:: Exercise goal ::
Work through the material below and count the lines holding the word "data"; give that count and nothing more.
--- begin ---
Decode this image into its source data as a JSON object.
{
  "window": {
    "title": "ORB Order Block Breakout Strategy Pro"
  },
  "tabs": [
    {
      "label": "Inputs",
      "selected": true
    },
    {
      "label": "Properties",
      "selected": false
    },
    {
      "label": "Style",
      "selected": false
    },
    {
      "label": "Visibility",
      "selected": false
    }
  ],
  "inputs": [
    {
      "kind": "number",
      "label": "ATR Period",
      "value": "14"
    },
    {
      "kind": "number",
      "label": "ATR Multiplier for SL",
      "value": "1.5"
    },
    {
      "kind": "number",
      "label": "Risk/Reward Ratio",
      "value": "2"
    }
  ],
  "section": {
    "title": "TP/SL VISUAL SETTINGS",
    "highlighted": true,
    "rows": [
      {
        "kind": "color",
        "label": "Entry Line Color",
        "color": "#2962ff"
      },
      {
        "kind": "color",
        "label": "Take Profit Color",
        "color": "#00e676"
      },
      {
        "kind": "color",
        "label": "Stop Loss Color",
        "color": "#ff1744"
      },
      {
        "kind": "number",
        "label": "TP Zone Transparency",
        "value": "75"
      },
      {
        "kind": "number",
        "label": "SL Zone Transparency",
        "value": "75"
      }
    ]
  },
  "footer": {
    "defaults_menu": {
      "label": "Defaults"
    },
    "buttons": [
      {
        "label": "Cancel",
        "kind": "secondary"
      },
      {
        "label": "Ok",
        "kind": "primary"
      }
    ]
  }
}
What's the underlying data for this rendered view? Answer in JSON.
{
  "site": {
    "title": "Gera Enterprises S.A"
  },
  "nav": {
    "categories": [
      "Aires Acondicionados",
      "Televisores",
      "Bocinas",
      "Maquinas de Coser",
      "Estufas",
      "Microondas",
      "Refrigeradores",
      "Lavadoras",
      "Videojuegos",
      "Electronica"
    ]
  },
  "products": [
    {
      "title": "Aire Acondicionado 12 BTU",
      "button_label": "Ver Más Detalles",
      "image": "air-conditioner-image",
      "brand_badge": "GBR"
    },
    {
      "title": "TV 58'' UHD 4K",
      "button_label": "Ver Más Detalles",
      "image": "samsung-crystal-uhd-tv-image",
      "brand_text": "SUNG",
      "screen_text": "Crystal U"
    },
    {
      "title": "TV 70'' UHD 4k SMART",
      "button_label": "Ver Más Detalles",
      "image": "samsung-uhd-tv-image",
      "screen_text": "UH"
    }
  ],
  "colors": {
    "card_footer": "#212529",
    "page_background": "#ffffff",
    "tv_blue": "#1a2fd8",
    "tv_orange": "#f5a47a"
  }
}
--- end ---
:: The output ::
2